**YOUR TASK**
Copy the data from its start through the line containing "text-file-icon [16,357,33,374]", substituting "filename" for "file-name" and keeping everything else the same.

**WORKING DATA**
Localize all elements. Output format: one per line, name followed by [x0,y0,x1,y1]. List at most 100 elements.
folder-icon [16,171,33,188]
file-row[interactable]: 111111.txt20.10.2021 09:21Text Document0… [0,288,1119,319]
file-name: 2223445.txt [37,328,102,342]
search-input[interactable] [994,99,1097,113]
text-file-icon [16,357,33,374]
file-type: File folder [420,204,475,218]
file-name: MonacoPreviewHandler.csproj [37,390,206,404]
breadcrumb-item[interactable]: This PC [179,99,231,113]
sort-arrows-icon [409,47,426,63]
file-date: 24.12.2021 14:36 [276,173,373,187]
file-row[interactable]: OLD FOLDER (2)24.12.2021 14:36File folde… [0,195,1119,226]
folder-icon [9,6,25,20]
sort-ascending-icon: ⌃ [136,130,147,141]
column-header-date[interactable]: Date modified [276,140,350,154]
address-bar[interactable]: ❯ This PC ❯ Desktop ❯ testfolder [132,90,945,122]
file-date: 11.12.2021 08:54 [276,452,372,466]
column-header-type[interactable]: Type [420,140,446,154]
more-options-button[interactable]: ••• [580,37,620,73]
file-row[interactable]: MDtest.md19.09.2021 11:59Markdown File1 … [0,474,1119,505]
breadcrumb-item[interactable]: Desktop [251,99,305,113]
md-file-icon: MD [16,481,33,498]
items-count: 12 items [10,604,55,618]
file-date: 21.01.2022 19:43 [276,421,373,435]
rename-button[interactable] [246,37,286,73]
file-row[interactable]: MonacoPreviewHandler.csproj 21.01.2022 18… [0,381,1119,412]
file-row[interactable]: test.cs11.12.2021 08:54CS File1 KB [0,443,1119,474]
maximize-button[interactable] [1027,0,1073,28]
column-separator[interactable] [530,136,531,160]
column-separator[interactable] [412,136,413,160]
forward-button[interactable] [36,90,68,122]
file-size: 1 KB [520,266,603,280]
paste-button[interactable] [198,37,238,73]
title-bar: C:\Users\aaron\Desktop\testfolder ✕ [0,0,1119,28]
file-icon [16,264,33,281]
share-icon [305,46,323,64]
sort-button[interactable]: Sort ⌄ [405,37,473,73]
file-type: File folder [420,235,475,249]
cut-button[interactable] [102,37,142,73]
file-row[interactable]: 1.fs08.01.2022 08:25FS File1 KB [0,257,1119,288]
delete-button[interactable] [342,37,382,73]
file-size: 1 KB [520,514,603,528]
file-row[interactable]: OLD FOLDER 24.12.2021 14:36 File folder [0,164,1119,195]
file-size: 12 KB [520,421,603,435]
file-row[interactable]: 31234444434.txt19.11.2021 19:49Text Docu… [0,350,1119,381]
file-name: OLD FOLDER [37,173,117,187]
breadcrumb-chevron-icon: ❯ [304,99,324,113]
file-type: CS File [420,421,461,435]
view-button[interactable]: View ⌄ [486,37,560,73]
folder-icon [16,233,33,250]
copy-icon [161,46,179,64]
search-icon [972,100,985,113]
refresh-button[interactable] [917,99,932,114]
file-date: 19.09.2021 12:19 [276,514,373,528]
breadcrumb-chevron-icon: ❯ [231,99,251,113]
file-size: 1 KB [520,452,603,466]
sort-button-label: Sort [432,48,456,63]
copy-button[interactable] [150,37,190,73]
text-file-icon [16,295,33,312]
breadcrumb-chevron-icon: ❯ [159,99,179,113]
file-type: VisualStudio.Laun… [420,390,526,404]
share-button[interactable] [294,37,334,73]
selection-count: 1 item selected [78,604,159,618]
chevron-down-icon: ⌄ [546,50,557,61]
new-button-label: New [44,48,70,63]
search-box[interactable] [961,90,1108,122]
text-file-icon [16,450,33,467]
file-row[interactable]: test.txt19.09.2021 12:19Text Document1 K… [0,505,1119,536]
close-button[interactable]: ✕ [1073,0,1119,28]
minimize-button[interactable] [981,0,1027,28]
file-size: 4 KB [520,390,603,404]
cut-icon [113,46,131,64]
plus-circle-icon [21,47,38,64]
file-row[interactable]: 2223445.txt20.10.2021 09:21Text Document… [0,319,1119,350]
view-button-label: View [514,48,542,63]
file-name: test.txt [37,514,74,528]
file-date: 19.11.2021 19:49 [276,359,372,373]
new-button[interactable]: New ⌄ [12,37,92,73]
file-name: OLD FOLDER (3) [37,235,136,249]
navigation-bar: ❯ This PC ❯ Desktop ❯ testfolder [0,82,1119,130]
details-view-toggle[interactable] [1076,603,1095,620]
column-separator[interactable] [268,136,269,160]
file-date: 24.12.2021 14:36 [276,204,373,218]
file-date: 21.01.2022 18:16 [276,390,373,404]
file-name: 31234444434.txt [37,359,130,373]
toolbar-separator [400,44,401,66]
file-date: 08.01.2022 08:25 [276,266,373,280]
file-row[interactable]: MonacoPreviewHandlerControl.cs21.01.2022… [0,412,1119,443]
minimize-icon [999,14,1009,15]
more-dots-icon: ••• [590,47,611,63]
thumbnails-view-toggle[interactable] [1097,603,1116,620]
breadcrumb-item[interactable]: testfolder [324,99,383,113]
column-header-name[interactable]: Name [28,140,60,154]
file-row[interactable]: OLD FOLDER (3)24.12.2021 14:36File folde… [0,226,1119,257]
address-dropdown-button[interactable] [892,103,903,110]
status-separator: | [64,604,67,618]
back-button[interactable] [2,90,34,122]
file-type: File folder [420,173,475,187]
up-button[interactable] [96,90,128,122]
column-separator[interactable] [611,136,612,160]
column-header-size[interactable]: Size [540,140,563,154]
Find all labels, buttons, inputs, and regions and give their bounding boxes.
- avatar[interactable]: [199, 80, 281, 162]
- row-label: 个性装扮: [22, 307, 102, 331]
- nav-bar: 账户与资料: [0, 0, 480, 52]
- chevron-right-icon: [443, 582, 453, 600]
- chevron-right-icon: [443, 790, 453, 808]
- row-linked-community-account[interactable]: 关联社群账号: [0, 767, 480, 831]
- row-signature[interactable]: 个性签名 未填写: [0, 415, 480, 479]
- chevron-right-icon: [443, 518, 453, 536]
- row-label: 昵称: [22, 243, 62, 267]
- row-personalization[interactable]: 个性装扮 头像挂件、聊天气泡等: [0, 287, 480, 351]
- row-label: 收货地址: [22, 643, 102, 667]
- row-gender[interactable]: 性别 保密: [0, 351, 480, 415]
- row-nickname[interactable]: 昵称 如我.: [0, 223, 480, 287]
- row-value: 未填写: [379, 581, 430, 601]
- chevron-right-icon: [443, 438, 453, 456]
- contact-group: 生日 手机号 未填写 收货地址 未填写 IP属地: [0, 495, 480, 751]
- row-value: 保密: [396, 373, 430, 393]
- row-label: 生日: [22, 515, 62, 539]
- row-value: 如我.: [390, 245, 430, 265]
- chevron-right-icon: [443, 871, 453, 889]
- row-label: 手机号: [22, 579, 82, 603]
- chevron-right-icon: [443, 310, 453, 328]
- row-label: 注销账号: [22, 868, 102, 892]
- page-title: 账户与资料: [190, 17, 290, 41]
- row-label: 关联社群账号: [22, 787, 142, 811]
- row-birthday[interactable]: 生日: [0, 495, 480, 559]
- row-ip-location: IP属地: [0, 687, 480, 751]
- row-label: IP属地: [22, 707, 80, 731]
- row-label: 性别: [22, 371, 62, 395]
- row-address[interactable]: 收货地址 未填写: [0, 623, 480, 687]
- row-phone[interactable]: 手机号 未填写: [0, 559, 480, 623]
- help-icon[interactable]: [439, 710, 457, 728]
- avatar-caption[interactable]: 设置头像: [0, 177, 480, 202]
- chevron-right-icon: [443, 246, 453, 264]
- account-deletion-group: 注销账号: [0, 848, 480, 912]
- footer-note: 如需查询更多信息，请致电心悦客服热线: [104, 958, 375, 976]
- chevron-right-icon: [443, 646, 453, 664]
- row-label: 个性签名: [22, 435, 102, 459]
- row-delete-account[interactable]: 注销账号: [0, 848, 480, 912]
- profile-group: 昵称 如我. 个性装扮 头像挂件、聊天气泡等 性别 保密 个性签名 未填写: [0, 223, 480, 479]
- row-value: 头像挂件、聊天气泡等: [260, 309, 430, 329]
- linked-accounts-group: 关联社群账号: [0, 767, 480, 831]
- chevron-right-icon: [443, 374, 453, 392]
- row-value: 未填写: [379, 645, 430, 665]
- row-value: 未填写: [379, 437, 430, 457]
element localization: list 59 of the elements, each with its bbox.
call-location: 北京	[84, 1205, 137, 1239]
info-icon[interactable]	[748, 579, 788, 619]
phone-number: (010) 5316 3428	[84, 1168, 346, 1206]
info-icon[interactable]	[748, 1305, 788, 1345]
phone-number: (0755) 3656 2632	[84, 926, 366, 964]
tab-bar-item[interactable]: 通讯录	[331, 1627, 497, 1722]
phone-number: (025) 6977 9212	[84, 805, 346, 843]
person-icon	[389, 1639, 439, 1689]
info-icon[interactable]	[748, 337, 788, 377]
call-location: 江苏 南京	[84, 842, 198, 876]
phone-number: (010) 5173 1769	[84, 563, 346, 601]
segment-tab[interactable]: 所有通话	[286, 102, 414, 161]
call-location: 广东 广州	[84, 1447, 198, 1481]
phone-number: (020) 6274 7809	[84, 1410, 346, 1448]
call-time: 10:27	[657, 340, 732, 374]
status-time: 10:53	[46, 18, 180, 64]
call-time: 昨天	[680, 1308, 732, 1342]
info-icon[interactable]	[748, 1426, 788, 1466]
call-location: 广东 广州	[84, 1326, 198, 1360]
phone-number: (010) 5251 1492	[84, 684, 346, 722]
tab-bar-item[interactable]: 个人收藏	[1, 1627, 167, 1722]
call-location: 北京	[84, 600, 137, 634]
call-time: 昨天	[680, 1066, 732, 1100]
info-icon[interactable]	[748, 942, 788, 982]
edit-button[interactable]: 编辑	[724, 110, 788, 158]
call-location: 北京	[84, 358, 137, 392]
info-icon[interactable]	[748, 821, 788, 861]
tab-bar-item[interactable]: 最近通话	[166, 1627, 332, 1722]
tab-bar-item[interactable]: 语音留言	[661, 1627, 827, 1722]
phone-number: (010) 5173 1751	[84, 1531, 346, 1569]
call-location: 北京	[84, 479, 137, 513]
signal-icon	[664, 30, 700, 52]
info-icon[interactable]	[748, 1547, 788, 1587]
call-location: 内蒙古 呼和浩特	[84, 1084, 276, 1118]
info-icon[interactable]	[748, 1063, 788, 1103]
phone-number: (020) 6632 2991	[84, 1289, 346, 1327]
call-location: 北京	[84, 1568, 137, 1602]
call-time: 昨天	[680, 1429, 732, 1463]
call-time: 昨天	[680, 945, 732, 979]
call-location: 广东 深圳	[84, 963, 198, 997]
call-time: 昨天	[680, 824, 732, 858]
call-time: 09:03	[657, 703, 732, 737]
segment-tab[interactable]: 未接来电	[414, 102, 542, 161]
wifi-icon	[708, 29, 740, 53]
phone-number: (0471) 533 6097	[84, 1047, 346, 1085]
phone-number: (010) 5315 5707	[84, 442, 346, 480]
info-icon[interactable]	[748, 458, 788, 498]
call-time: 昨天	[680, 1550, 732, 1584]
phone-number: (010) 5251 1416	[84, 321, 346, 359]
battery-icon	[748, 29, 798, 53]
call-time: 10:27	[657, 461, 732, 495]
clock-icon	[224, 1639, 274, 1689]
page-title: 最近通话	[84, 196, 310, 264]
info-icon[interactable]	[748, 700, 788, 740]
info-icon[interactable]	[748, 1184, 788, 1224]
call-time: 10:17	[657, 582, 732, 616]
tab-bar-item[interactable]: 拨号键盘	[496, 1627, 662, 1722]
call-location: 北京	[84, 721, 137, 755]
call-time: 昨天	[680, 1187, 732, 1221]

**RESULT FOR THIS TASK**
Localize all elements. Output format: one per line, name followed by [x0,y0,x1,y1]. List at most 100 elements.
folder-icon [16,171,33,188]
file-row[interactable]: 111111.txt20.10.2021 09:21Text Document0… [0,288,1119,319]
filename: 2223445.txt [37,328,102,342]
search-input[interactable] [994,99,1097,113]
text-file-icon [16,357,33,374]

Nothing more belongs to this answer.